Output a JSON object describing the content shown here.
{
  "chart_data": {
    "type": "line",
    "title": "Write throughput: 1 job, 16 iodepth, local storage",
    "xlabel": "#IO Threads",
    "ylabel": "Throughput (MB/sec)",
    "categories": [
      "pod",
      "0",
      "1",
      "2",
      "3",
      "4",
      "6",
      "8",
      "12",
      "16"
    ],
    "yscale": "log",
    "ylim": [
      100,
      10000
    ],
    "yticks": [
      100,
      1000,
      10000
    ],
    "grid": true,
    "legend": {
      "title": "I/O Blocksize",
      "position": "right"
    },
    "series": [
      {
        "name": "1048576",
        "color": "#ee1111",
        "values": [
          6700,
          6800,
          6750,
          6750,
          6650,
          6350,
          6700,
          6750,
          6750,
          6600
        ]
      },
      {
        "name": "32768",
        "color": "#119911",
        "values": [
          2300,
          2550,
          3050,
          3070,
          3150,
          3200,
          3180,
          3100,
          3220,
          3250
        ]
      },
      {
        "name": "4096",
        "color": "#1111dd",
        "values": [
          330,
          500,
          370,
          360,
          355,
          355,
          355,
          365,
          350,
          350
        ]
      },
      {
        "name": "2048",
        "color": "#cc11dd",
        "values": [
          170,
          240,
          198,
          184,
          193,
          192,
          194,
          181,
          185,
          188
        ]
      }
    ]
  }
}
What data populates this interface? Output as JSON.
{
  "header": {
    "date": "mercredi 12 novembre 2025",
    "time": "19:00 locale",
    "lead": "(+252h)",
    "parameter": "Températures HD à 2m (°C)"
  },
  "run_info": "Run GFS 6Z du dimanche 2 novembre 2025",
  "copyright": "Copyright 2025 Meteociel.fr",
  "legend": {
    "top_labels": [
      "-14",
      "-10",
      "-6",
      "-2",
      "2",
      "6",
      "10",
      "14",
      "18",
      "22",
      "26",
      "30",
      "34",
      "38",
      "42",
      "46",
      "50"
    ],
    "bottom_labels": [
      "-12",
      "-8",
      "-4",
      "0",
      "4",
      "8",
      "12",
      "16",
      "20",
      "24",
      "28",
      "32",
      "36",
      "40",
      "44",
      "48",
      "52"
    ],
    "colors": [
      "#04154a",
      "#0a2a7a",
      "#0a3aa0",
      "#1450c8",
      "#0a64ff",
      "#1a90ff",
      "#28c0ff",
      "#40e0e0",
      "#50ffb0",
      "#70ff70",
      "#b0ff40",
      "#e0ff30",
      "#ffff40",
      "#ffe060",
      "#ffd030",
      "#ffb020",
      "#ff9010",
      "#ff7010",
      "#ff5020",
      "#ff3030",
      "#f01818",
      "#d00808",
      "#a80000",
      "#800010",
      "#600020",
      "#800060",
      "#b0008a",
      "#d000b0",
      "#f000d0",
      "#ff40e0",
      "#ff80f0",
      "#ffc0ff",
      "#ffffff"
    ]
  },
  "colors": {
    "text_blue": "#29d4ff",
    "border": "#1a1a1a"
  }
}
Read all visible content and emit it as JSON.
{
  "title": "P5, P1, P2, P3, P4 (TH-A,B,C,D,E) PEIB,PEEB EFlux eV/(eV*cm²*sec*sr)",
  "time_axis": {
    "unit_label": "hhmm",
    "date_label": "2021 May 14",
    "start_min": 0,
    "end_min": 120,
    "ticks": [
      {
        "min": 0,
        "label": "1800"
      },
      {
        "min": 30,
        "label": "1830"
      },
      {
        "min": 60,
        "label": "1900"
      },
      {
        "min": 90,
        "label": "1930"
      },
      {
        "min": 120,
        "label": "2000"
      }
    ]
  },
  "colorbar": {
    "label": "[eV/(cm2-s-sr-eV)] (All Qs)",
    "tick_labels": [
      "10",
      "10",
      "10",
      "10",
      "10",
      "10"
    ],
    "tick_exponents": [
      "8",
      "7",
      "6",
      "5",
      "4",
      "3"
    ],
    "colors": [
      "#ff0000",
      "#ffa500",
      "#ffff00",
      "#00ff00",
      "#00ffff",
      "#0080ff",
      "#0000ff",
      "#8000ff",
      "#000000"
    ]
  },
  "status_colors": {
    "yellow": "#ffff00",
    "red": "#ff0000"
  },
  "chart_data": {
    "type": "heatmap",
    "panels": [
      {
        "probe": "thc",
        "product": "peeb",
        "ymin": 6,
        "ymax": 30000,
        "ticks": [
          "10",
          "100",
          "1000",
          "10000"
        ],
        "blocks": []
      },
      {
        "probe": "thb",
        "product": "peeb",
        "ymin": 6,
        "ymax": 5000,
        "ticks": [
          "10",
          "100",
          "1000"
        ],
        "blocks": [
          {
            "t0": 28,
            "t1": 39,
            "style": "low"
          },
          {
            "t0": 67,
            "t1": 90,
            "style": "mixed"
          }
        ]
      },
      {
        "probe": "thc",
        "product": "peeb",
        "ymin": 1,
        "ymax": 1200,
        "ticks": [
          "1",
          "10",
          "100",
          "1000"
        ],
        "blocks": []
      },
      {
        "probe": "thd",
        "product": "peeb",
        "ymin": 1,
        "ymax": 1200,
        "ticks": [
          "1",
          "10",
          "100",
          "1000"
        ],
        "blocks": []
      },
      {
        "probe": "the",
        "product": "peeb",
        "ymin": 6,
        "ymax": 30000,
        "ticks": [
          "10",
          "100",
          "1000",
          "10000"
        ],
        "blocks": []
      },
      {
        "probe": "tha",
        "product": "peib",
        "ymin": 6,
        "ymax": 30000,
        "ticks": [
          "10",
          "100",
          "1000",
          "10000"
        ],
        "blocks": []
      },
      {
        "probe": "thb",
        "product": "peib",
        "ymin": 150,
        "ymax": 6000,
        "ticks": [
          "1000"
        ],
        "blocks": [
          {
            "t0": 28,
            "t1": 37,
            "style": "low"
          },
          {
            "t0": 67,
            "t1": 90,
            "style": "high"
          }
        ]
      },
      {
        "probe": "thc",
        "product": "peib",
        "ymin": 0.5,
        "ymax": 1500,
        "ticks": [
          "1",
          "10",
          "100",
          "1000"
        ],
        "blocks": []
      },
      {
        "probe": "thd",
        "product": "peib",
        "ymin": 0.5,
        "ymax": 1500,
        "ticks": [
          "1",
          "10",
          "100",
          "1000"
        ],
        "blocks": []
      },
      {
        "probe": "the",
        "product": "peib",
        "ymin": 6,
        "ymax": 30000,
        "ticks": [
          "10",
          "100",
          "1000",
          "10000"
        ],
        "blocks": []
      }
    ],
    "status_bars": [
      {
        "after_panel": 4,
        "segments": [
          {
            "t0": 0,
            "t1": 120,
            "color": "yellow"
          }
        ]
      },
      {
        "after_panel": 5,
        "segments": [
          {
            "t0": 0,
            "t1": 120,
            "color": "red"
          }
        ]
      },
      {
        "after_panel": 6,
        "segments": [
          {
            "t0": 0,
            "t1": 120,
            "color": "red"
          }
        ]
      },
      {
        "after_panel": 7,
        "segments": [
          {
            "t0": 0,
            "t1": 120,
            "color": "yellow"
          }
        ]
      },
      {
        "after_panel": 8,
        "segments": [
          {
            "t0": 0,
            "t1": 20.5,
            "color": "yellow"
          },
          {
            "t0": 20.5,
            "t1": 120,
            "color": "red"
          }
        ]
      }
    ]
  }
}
════
Stated task: Report how many lines of the entries hold the word "novembre". Nothing else is needed.

Exercise response: 2